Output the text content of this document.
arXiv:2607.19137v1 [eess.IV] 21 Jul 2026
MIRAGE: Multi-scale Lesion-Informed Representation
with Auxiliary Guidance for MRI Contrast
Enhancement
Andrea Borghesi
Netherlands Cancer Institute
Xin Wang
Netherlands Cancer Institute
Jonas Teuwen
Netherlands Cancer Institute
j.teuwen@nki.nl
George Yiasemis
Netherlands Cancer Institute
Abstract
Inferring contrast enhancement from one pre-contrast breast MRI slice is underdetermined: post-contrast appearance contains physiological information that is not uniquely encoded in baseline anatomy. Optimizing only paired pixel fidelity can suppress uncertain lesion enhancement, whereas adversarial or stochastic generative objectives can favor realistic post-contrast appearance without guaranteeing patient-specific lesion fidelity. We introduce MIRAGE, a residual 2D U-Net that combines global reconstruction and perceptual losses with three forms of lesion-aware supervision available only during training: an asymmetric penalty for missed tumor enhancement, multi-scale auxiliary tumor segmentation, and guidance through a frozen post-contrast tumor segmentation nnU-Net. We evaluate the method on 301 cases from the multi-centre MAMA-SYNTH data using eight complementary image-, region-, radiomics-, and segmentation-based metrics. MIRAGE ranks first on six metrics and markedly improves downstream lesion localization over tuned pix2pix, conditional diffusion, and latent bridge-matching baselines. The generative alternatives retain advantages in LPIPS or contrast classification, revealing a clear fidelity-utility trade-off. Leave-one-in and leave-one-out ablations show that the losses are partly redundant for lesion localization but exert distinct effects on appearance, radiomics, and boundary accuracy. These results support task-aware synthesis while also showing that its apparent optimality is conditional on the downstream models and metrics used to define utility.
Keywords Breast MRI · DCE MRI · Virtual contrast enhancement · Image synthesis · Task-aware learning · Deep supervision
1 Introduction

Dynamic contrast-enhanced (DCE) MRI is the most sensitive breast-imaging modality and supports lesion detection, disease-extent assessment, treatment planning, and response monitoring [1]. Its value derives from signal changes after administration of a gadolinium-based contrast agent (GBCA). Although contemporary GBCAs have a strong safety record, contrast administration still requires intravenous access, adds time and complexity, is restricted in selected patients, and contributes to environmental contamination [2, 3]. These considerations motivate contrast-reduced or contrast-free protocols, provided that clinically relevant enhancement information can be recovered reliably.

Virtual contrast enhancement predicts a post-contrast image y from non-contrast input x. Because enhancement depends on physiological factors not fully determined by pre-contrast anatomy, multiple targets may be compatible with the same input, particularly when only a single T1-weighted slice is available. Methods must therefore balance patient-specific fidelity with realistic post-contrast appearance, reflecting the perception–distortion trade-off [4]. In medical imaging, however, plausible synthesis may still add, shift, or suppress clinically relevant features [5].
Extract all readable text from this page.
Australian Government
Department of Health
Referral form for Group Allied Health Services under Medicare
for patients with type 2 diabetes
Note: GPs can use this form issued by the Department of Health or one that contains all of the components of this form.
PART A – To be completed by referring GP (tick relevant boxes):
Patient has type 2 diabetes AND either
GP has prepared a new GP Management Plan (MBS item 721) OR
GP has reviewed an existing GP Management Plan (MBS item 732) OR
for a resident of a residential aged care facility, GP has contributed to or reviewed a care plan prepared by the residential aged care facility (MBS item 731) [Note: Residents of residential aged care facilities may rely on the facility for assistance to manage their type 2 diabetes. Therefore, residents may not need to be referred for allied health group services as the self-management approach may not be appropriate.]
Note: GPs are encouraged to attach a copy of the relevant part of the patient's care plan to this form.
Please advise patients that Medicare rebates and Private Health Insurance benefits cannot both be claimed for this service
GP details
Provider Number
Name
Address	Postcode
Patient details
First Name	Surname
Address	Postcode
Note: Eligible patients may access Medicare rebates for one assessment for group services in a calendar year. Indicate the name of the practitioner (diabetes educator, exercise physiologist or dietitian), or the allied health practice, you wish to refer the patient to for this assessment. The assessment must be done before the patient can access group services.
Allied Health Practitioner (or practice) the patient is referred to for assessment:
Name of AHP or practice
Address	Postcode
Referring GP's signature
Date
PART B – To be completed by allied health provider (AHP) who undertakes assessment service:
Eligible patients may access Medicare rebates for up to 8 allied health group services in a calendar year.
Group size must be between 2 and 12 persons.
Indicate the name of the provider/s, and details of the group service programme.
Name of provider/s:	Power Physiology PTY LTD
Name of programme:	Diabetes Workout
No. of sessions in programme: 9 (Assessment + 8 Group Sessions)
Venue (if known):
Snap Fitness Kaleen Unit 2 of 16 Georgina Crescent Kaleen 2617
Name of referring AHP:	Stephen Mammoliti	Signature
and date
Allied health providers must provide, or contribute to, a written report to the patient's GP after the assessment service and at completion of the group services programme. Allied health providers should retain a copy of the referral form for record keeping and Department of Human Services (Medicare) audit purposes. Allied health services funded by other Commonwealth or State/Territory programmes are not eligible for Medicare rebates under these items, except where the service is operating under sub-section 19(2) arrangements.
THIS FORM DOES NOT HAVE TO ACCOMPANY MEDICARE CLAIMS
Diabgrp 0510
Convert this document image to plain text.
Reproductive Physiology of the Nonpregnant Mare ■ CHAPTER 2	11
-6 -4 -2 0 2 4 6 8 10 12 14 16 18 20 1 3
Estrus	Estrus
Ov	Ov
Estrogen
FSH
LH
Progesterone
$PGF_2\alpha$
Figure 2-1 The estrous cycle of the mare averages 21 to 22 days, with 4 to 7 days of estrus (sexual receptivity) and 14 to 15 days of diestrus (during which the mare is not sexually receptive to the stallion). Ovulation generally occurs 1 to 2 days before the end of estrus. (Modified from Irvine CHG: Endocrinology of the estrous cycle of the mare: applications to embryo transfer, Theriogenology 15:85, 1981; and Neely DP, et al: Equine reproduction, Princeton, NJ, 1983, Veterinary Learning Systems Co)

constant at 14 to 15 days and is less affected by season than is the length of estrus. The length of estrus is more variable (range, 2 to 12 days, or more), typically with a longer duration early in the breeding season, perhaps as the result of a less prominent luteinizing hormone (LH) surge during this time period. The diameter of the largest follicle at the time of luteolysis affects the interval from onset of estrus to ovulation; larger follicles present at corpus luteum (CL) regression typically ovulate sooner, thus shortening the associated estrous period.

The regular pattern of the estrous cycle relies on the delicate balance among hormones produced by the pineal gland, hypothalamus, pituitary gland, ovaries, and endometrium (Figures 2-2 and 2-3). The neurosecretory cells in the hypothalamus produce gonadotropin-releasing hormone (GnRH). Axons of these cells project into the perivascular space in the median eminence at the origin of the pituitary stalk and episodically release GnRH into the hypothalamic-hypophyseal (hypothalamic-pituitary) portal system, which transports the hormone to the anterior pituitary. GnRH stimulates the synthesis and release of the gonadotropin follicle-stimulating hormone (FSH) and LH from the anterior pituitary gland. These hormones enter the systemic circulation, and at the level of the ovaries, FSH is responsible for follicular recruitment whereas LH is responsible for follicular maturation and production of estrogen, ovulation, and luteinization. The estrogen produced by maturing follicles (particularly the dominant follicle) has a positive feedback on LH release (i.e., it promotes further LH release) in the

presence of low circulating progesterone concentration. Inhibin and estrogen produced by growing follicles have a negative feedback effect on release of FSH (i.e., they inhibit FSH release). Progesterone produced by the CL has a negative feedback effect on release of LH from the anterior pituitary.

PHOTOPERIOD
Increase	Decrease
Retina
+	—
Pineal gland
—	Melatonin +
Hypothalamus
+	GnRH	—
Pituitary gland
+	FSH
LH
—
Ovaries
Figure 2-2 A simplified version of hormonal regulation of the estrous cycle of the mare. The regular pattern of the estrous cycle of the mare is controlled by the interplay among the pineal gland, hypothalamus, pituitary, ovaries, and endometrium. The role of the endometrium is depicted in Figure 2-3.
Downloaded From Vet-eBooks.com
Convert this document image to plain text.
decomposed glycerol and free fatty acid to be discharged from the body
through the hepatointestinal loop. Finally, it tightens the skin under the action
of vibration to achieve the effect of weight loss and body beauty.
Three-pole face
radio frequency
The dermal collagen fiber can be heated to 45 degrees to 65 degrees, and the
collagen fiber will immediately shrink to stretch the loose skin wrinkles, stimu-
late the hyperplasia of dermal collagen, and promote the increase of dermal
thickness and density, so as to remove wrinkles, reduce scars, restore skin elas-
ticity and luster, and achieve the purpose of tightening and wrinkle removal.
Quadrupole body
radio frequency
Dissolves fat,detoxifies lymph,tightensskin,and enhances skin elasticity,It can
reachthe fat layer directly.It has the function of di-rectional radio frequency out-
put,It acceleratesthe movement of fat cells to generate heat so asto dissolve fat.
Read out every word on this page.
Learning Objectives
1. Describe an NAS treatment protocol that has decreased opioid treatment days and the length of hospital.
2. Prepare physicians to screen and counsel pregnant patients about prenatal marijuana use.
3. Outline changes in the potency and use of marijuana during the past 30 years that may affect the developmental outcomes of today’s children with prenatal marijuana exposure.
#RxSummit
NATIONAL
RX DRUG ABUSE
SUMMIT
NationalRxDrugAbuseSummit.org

### Work task
Only lines with the word "collagen" go in the answer. Take them all from the entries above.

### Exercise answer
The dermal collagen fiber can be heated to 45 degrees to 65 degrees, and the
collagen fiber will immediately shrink to stretch the loose skin wrinkles, stimu-
late the hyperplasia of dermal collagen, and promote the increase of dermal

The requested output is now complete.